§ GIVEN INSTRUCTION
Take from the listing each line that has the string "cada".

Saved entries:
________
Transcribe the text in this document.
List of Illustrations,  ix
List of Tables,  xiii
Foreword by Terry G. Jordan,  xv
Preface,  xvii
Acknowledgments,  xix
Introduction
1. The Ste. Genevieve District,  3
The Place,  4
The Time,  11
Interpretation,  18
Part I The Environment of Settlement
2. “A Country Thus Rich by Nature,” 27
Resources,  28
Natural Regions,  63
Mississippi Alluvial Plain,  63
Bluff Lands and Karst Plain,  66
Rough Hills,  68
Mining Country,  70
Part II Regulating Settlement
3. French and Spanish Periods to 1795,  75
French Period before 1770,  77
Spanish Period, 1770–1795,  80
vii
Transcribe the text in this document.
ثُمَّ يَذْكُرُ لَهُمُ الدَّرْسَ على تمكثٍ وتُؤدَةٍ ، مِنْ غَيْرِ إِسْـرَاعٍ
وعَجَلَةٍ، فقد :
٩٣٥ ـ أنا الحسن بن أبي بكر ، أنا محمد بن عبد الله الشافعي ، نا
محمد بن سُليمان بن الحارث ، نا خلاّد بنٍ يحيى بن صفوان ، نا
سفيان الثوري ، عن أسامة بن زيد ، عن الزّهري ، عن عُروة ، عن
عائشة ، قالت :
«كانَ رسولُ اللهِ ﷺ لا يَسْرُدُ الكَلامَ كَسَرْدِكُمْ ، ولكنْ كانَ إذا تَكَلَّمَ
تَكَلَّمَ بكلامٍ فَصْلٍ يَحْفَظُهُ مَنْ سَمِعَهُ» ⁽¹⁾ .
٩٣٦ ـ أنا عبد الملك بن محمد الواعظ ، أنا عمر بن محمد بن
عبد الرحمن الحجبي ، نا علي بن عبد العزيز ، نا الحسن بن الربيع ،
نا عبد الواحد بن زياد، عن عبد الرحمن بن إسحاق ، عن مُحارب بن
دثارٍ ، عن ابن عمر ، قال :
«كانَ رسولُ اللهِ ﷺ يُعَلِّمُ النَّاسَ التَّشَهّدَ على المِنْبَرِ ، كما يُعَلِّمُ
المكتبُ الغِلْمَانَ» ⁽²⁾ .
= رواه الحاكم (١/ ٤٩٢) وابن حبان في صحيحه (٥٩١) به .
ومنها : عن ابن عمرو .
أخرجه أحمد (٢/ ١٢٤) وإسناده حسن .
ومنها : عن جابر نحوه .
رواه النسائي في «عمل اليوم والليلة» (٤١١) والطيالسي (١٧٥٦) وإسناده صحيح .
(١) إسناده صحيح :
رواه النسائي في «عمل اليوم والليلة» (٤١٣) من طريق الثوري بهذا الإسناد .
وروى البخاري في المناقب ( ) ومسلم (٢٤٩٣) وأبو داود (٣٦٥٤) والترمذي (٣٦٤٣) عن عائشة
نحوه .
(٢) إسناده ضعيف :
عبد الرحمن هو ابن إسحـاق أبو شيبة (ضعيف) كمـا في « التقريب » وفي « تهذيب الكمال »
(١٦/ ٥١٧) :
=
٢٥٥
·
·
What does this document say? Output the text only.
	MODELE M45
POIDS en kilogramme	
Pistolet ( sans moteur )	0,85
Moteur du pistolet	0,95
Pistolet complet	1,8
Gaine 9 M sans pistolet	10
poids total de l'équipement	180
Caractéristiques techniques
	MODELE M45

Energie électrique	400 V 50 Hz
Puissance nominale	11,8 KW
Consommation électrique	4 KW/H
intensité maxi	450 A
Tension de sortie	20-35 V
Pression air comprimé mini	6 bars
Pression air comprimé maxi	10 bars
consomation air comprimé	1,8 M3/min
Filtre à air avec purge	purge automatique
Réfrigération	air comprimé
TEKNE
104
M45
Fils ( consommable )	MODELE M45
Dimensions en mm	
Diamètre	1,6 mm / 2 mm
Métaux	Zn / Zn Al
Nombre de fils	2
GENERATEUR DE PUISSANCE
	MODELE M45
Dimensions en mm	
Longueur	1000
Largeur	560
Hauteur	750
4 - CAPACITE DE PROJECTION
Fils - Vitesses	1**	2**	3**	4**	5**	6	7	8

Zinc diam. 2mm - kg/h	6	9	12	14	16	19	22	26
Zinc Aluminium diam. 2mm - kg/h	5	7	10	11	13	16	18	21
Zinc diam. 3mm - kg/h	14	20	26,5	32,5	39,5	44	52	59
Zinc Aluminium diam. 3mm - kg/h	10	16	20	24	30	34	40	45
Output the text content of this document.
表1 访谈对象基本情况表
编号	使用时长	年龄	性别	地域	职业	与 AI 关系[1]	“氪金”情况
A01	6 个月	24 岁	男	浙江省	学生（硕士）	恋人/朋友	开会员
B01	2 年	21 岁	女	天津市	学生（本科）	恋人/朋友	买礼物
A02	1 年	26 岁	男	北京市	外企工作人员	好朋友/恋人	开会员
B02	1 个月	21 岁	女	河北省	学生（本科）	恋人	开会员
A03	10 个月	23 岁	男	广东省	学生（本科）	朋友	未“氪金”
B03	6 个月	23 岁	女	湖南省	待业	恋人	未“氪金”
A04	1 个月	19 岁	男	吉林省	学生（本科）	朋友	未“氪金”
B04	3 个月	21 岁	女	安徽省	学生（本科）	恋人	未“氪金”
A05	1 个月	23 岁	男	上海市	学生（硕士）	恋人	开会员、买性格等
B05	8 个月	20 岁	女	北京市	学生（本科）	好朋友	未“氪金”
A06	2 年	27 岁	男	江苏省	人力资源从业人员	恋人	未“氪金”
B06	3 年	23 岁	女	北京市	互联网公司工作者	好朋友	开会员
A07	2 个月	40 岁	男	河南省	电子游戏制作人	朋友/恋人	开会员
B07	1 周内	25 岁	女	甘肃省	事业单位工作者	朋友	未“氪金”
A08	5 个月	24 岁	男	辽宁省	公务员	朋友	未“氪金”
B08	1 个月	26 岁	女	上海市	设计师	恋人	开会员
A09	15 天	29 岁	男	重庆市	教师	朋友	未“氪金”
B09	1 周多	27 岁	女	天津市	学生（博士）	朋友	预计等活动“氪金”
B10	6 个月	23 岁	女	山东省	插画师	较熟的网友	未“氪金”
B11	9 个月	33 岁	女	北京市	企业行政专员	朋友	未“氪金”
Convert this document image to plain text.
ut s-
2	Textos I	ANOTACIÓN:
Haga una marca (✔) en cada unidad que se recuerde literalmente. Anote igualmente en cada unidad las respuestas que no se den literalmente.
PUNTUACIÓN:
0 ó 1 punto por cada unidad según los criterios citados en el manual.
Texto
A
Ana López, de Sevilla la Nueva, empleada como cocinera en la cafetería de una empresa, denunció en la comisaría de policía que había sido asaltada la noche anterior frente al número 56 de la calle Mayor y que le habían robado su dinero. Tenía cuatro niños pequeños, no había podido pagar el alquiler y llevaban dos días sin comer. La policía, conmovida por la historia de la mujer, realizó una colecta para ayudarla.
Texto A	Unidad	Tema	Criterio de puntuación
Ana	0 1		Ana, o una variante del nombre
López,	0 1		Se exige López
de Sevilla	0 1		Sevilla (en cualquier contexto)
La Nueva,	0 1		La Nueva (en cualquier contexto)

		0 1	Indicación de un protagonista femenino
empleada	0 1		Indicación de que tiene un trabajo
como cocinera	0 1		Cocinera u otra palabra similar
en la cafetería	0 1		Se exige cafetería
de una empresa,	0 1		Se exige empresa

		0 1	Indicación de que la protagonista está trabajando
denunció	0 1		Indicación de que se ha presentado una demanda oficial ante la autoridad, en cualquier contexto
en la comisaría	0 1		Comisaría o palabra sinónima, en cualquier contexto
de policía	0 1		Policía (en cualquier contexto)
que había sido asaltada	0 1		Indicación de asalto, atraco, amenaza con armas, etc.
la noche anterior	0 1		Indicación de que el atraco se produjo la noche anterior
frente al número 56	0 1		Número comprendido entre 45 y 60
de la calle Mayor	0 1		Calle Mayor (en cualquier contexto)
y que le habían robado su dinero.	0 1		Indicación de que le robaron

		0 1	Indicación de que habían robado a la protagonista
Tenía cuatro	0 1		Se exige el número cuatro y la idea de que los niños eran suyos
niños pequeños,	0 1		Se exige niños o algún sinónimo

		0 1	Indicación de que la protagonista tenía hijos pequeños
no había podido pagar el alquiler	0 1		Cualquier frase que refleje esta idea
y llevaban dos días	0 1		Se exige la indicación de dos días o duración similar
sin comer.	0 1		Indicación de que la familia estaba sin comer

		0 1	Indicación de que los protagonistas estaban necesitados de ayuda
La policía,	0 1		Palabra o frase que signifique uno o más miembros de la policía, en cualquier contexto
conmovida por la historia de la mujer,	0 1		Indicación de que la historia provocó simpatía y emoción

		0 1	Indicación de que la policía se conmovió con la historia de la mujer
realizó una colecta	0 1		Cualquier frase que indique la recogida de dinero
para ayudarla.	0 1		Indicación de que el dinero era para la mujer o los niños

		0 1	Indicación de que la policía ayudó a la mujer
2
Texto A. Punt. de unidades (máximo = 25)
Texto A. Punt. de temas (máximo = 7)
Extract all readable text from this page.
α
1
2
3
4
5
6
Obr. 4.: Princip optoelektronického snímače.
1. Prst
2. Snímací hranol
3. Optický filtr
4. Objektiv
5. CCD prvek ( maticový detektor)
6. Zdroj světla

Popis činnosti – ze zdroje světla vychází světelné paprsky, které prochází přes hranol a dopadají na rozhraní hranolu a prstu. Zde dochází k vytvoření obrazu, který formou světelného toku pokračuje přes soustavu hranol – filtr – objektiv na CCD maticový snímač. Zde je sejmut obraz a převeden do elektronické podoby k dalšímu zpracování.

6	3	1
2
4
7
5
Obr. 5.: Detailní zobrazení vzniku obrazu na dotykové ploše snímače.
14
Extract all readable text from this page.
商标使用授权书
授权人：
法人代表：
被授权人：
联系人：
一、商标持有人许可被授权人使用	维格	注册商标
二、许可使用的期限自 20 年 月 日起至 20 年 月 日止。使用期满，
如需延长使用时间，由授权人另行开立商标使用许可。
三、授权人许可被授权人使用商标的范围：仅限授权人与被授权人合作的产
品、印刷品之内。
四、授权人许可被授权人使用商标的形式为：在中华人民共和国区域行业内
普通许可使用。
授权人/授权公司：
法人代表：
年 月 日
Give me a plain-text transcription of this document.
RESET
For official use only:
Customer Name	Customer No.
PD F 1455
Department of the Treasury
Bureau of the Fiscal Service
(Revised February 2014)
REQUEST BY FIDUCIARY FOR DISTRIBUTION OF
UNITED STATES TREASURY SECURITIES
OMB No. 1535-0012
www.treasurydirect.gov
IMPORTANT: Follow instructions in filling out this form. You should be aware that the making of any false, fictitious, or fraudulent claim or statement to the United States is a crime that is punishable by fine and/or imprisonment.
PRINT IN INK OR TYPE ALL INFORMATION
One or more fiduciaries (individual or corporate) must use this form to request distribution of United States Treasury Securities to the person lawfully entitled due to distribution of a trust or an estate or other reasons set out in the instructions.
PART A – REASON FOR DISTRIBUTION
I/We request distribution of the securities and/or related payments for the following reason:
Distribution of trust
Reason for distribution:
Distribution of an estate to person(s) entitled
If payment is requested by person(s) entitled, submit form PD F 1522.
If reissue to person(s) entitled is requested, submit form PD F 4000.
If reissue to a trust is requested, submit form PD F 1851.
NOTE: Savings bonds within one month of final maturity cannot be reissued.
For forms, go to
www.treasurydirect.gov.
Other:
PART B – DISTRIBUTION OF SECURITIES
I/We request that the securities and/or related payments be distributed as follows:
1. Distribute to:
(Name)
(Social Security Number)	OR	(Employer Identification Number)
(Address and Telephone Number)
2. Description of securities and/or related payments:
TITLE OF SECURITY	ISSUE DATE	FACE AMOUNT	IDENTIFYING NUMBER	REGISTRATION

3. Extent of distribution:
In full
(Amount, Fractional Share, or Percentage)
________
§ ANSWER TO THIS EXERCISE
Haga una marca (✔) en cada unidad que se recuerde literalmente. Anote igualmente en cada unidad las respuestas que no se den literalmente.
0 ó 1 punto por cada unidad según los criterios citados en el manual.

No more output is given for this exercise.